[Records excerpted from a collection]
--- start ---

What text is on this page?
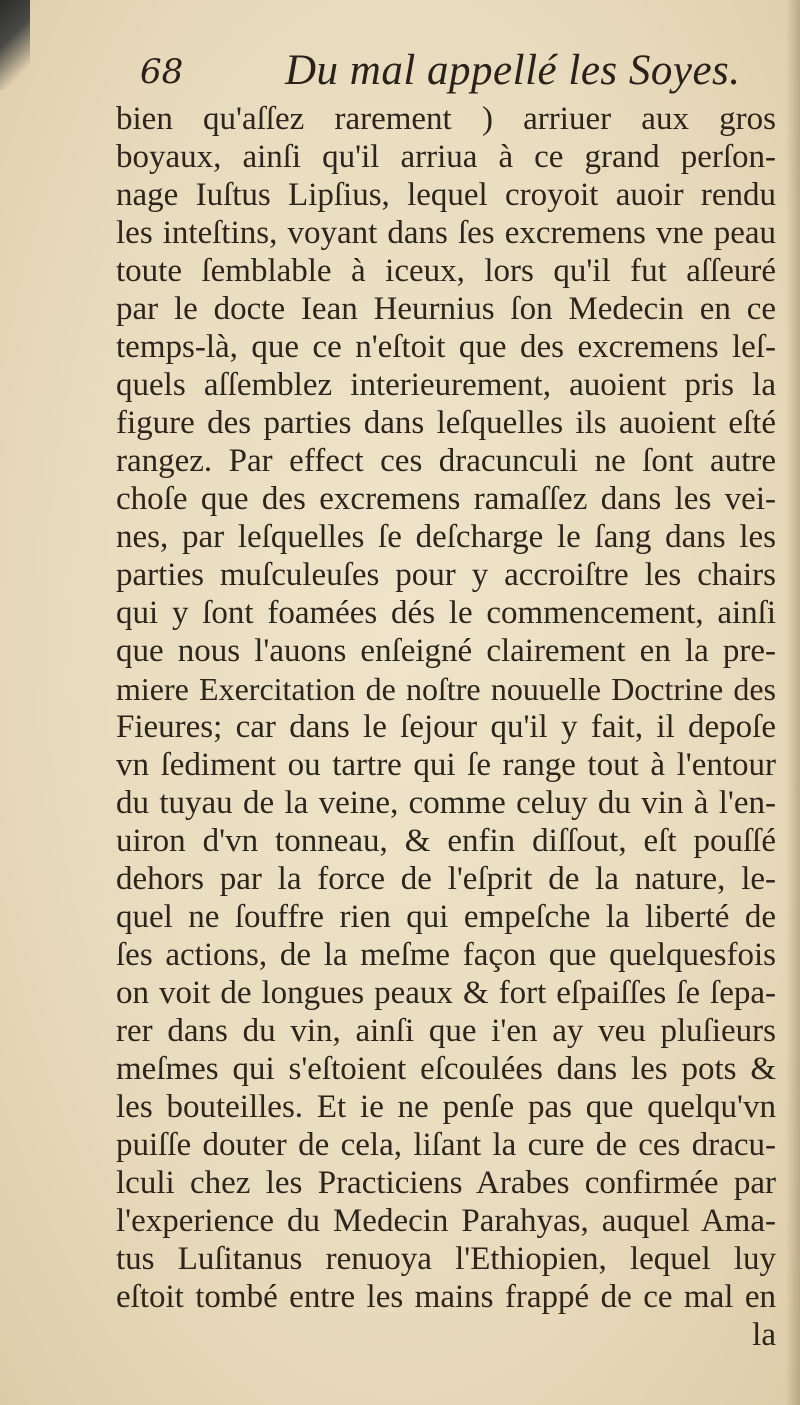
68 Du mal appellé les Soyes.
bien qu'aſſez rarement ) arriuer aux gros
boyaux, ainſi qu'il arriua à ce grand perſon-
nage Iuſtus Lipſius, lequel croyoit auoir rendu
les inteſtins, voyant dans ſes excremens vne peau
toute ſemblable à iceux, lors qu'il fut aſſeuré
par le docte Iean Heurnius ſon Medecin en ce
temps-là, que ce n'eſtoit que des excremens leſ-
quels aſſemblez interieurement, auoient pris la
figure des parties dans leſquelles ils auoient eſté
rangez. Par effect ces dracunculi ne ſont autre
choſe que des excremens ramaſſez dans les vei-
nes, par leſquelles ſe deſcharge le ſang dans les
parties muſculeuſes pour y accroiſtre les chairs
qui y ſont foamées dés le commencement, ainſi
que nous l'auons enſeigné clairement en la pre-
miere Exercitation de noſtre nouuelle Doctrine des
Fieures; car dans le ſejour qu'il y fait, il depoſe
vn ſediment ou tartre qui ſe range tout à l'entour
du tuyau de la veine, comme celuy du vin à l'en-
uiron d'vn tonneau, & enfin diſſout, eſt pouſſé
dehors par la force de l'eſprit de la nature, le-
quel ne ſouffre rien qui empeſche la liberté de
ſes actions, de la meſme façon que quelquesfois
on voit de longues peaux & fort eſpaiſſes ſe ſepa-
rer dans du vin, ainſi que i'en ay veu pluſieurs
meſmes qui s'eſtoient eſcoulées dans les pots &
les bouteilles. Et ie ne penſe pas que quelqu'vn
puiſſe douter de cela, liſant la cure de ces dracu-
lculi chez les Practiciens Arabes confirmée par
l'experience du Medecin Parahyas, auquel Ama-
tus Luſitanus renuoya l'Ethiopien, lequel luy
eſtoit tombé entre les mains frappé de ce mal en
la
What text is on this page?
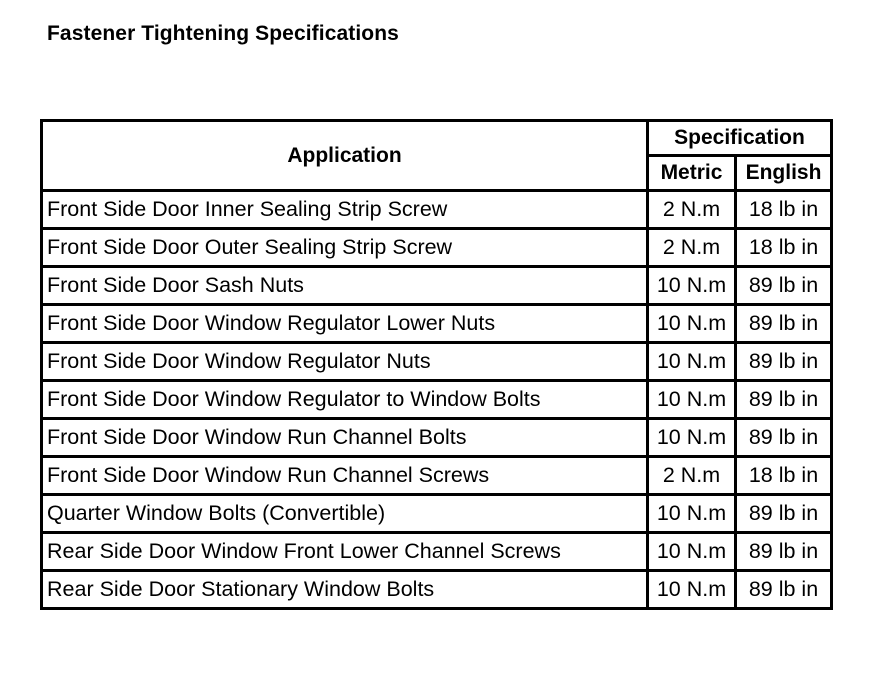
Fastener Tightening Specifications
Application	Specification	
	Metric	English
Front Side Door Inner Sealing Strip Screw	2 N.m	18 lb in
Front Side Door Outer Sealing Strip Screw	2 N.m	18 lb in
Front Side Door Sash Nuts	10 N.m	89 lb in
Front Side Door Window Regulator Lower Nuts	10 N.m	89 lb in
Front Side Door Window Regulator Nuts	10 N.m	89 lb in
Front Side Door Window Regulator to Window Bolts	10 N.m	89 lb in
Front Side Door Window Run Channel Bolts	10 N.m	89 lb in
Front Side Door Window Run Channel Screws	2 N.m	18 lb in
Quarter Window Bolts (Convertible)	10 N.m	89 lb in
Rear Side Door Window Front Lower Channel Screws	10 N.m	89 lb in
Rear Side Door Stationary Window Bolts	10 N.m	89 lb in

--- end ---

Return all lines with the word "Regulator" in them.

■ **Complete output**
Front Side Door Window Regulator Lower Nuts	10 N.m	89 lb in
Front Side Door Window Regulator Nuts	10 N.m	89 lb in
Front Side Door Window Regulator to Window Bolts	10 N.m	89 lb in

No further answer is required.